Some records
┌──
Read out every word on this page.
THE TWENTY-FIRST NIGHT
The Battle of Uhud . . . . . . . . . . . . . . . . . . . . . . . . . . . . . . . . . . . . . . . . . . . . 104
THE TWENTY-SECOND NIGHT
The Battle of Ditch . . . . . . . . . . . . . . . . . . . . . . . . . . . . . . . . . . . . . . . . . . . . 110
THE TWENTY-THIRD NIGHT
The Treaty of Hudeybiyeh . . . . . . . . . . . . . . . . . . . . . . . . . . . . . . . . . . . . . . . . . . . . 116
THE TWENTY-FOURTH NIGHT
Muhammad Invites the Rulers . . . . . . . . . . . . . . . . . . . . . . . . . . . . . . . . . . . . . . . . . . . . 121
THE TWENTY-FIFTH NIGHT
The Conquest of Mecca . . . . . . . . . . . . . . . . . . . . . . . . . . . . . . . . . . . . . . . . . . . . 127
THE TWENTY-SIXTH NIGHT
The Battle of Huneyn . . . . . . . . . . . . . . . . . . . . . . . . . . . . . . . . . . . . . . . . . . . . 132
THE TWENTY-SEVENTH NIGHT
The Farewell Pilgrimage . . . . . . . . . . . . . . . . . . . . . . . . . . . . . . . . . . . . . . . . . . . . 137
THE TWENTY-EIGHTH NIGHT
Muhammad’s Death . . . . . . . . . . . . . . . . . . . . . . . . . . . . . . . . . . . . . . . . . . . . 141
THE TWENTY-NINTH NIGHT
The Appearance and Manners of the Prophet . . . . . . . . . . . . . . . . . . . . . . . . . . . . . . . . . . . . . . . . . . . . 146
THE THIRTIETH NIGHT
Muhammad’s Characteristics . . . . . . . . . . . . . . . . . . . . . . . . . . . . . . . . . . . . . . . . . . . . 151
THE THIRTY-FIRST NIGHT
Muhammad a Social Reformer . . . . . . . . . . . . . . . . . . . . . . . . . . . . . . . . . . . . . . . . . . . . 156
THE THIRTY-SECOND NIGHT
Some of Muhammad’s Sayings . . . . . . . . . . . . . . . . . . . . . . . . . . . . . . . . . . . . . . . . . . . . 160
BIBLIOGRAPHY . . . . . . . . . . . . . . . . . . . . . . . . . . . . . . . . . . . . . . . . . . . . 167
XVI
└──
- WHAT YOU SHOULD DO -
Write out every line of the entries that holds the word "FIRST".

- COMPLETE OUTPUT -
THE TWENTY-FIRST NIGHT
THE THIRTY-FIRST NIGHT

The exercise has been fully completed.